• Collected data:
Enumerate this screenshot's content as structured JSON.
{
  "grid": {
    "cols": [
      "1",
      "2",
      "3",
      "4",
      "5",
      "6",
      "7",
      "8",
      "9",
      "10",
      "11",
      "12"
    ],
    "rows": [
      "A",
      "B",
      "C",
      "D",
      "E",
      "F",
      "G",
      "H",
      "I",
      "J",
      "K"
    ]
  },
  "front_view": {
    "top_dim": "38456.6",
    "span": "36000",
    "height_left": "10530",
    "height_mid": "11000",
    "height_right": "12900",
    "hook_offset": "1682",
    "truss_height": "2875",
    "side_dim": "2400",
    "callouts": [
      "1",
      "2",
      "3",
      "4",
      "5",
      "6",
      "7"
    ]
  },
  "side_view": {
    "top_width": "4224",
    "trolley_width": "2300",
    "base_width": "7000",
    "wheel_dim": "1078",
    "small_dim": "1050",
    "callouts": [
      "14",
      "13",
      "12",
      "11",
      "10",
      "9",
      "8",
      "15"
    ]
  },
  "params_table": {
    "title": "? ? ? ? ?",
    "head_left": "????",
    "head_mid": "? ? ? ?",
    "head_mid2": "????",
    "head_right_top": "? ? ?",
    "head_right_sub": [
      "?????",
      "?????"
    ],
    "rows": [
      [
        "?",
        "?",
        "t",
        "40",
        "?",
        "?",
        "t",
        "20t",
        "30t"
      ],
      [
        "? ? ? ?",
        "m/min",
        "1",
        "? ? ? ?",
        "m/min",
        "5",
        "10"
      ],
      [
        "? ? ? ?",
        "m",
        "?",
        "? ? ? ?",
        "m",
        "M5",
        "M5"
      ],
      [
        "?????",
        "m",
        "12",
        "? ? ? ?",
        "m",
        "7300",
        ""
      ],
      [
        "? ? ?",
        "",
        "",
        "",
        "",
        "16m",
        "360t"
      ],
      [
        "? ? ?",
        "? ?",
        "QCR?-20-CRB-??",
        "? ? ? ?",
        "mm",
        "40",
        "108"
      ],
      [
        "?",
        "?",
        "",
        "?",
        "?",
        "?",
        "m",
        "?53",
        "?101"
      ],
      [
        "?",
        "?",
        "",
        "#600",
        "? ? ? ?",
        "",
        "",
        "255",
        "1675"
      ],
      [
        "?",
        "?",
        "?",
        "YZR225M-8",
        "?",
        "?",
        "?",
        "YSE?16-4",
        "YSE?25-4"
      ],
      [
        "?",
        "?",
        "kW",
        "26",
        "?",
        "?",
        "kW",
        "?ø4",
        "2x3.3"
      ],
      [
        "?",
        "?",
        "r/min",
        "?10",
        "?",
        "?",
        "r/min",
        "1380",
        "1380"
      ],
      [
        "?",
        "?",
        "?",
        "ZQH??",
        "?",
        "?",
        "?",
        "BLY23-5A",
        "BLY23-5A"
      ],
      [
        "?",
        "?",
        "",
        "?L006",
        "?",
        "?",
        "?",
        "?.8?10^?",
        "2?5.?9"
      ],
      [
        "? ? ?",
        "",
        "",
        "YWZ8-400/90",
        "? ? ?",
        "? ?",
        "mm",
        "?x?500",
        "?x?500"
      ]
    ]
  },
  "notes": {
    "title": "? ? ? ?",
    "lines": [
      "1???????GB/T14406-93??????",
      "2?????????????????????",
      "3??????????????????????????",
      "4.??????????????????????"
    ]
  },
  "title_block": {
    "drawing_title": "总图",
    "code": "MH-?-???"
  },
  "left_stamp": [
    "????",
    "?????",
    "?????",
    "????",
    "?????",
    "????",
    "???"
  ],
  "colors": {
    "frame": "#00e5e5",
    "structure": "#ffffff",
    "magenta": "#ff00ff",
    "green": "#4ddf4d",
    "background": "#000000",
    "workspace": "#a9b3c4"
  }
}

• PROBLEM DETAILS: Repeat every record exactly as written, please.

• ANSWER BELOW:
Enumerate this screenshot's content as structured JSON.
{
  "grid": {
    "cols": [
      "1",
      "2",
      "3",
      "4",
      "5",
      "6",
      "7",
      "8",
      "9",
      "10",
      "11",
      "12"
    ],
    "rows": [
      "A",
      "B",
      "C",
      "D",
      "E",
      "F",
      "G",
      "H",
      "I",
      "J",
      "K"
    ]
  },
  "front_view": {
    "top_dim": "38456.6",
    "span": "36000",
    "height_left": "10530",
    "height_mid": "11000",
    "height_right": "12900",
    "hook_offset": "1682",
    "truss_height": "2875",
    "side_dim": "2400",
    "callouts": [
      "1",
      "2",
      "3",
      "4",
      "5",
      "6",
      "7"
    ]
  },
  "side_view": {
    "top_width": "4224",
    "trolley_width": "2300",
    "base_width": "7000",
    "wheel_dim": "1078",
    "small_dim": "1050",
    "callouts": [
      "14",
      "13",
      "12",
      "11",
      "10",
      "9",
      "8",
      "15"
    ]
  },
  "params_table": {
    "title": "? ? ? ? ?",
    "head_left": "????",
    "head_mid": "? ? ? ?",
    "head_mid2": "????",
    "head_right_top": "? ? ?",
    "head_right_sub": [
      "?????",
      "?????"
    ],
    "rows": [
      [
        "?",
        "?",
        "t",
        "40",
        "?",
        "?",
        "t",
        "20t",
        "30t"
      ],
      [
        "? ? ? ?",
        "m/min",
        "1",
        "? ? ? ?",
        "m/min",
        "5",
        "10"
      ],
      [
        "? ? ? ?",
        "m",
        "?",
        "? ? ? ?",
        "m",
        "M5",
        "M5"
      ],
      [
        "?????",
        "m",
        "12",
        "? ? ? ?",
        "m",
        "7300",
        ""
      ],
      [
        "? ? ?",
        "",
        "",
        "",
        "",
        "16m",
        "360t"
      ],
      [
        "? ? ?",
        "? ?",
        "QCR?-20-CRB-??",
        "? ? ? ?",
        "mm",
        "40",
        "108"
      ],
      [
        "?",
        "?",
        "",
        "?",
        "?",
        "?",
        "m",
        "?53",
        "?101"
      ],
      [
        "?",
        "?",
        "",
        "#600",
        "? ? ? ?",
        "",
        "",
        "255",
        "1675"
      ],
      [
        "?",
        "?",
        "?",
        "YZR225M-8",
        "?",
        "?",
        "?",
        "YSE?16-4",
        "YSE?25-4"
      ],
      [
        "?",
        "?",
        "kW",
        "26",
        "?",
        "?",
        "kW",
        "?ø4",
        "2x3.3"
      ],
      [
        "?",
        "?",
        "r/min",
        "?10",
        "?",
        "?",
        "r/min",
        "1380",
        "1380"
      ],
      [
        "?",
        "?",
        "?",
        "ZQH??",
        "?",
        "?",
        "?",
        "BLY23-5A",
        "BLY23-5A"
      ],
      [
        "?",
        "?",
        "",
        "?L006",
        "?",
        "?",
        "?",
        "?.8?10^?",
        "2?5.?9"
      ],
      [
        "? ? ?",
        "",
        "",
        "YWZ8-400/90",
        "? ? ?",
        "? ?",
        "mm",
        "?x?500",
        "?x?500"
      ]
    ]
  },
  "notes": {
    "title": "? ? ? ?",
    "lines": [
      "1???????GB/T14406-93??????",
      "2?????????????????????",
      "3??????????????????????????",
      "4.??????????????????????"
    ]
  },
  "title_block": {
    "drawing_title": "总图",
    "code": "MH-?-???"
  },
  "left_stamp": [
    "????",
    "?????",
    "?????",
    "????",
    "?????",
    "????",
    "???"
  ],
  "colors": {
    "frame": "#00e5e5",
    "structure": "#ffffff",
    "magenta": "#ff00ff",
    "green": "#4ddf4d",
    "background": "#000000",
    "workspace": "#a9b3c4"
  }
}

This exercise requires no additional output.